--- begin MATERIAL SUPPLIED ---

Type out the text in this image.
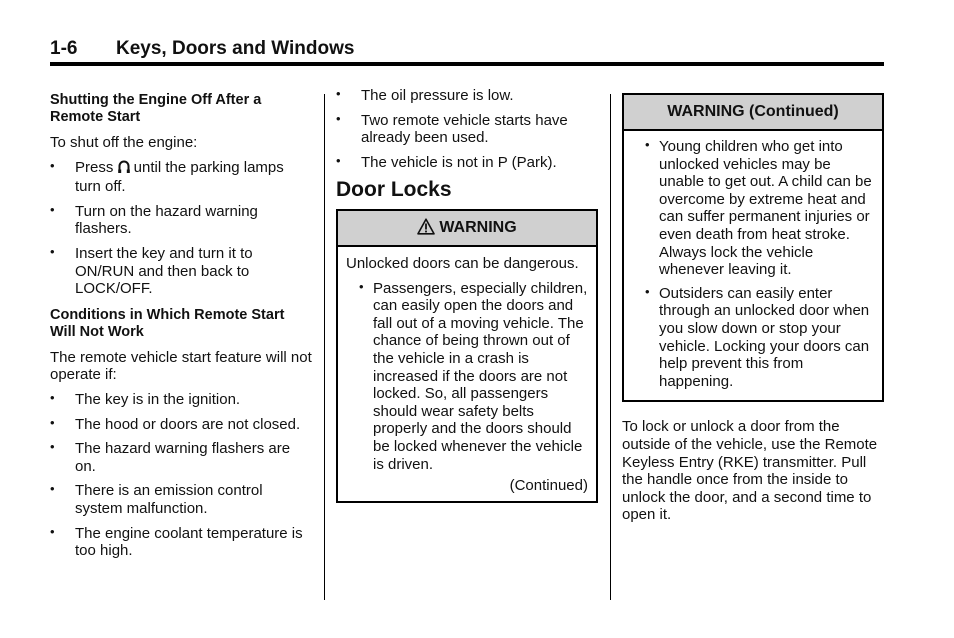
1-6 Keys, Doors and Windows
Shutting the Engine Off After a Remote Start

To shut off the engine:

• Press  until the parking lamps turn off.
• Turn on the hazard warning flashers.
• Insert the key and turn it to ON/RUN and then back to LOCK/OFF.
Conditions in Which Remote Start Will Not Work

The remote vehicle start feature will not operate if:

• The key is in the ignition.
• The hood or doors are not closed.
• The hazard warning flashers are on.
• There is an emission control system malfunction.
• The engine coolant temperature is too high.
• The oil pressure is low.
• Two remote vehicle starts have already been used.
• The vehicle is not in P (Park).
Door Locks
WARNING

Unlocked doors can be dangerous.

• Passengers, especially children, can easily open the doors and fall out of a moving vehicle. The chance of being thrown out of the vehicle in a crash is increased if the doors are not locked. So, all passengers should wear safety belts properly and the doors should be locked whenever the vehicle is driven.
(Continued)
WARNING (Continued)
• Young children who get into unlocked vehicles may be unable to get out. A child can be overcome by extreme heat and can suffer permanent injuries or even death from heat stroke. Always lock the vehicle whenever leaving it.
• Outsiders can easily enter through an unlocked door when you slow down or stop your vehicle. Locking your doors can help prevent this from happening.

To lock or unlock a door from the outside of the vehicle, use the Remote Keyless Entry (RKE) transmitter. Pull the handle once from the inside to unlock the door, and a second time to open it.
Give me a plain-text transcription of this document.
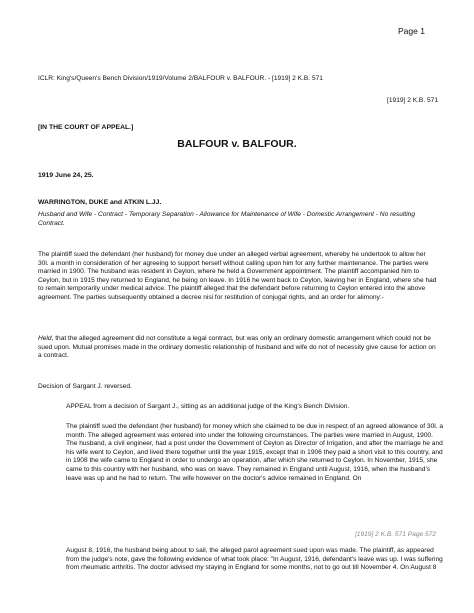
Page 1
ICLR: King's/Queen's Bench Division/1919/Volume 2/BALFOUR v. BALFOUR. - [1919] 2 K.B. 571
[1919] 2 K.B. 571
[IN THE COURT OF APPEAL.]
BALFOUR v. BALFOUR.
1919 June 24, 25.
WARRINGTON, DUKE and ATKIN L.JJ.

Husband and Wife - Contract - Temporary Separation - Allowance for Maintenance of Wife - Domestic Arrangement - No resulting Contract.

The plaintiff sued the defendant (her husband) for money due under an alleged verbal agreement, whereby he undertook to allow her 30l. a month in consideration of her agreeing to support herself without calling upon him for any further maintenance. The parties were married in 1900. The husband was resident in Ceylon, where he held a Government appointment. The plaintiff accompanied him to Ceylon, but in 1915 they returned to England, he being on leave. In 1916 he went back to Ceylon, leaving her in England, where she had to remain temporarily under medical advice. The plaintiff alleged that the defendant before returning to Ceylon entered into the above agreement. The parties subsequently obtained a decree nisi for restitution of conjugal rights, and an order for alimony:-

Held, that the alleged agreement did not constitute a legal contract, but was only an ordinary domestic arrangement which could not be sued upon. Mutual promises made in the ordinary domestic relationship of husband and wife do not of necessity give cause for action on a contract.

Decision of Sargant J. reversed.

APPEAL from a decision of Sargant J., sitting as an additional judge of the King's Bench Division.

The plaintiff sued the defendant (her husband) for money which she claimed to be due in respect of an agreed allowance of 30l. a month. The alleged agreement was entered into under the following circumstances. The parties were married in August, 1900. The husband, a civil engineer, had a post under the Government of Ceylon as Director of Irrigation, and after the marriage he and his wife went to Ceylon, and lived there together until the year 1915, except that in 1906 they paid a short visit to this country, and in 1908 the wife came to England in order to undergo an operation, after which she returned to Ceylon. In November, 1915, she came to this country with her husband, who was on leave. They remained in England until August, 1916, when the husband's leave was up and he had to return. The wife however on the doctor's advice remained in England. On

[1919] 2 K.B. 571 Page 572

August 8, 1916, the husband being about to sail, the alleged parol agreement sued upon was made. The plaintiff, as appeared from the judge's note, gave the following evidence of what took place: "In August, 1916, defendant's leave was up. I was suffering from rheumatic arthritis. The doctor advised my staying in England for some months, not to go out till November 4. On August 8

--- end MATERIAL SUPPLIED ---

TASK TO COMPLETE — Go through the records and show every line with the string "whenever" in it.

COMPLETE OUTPUT —
• Passengers, especially children, can easily open the doors and fall out of a moving vehicle. The chance of being thrown out of the vehicle in a crash is increased if the doors are not locked. So, all passengers should wear safety belts properly and the doors should be locked whenever the vehicle is driven.
• Young children who get into unlocked vehicles may be unable to get out. A child can be overcome by extreme heat and can suffer permanent injuries or even death from heat stroke. Always lock the vehicle whenever leaving it.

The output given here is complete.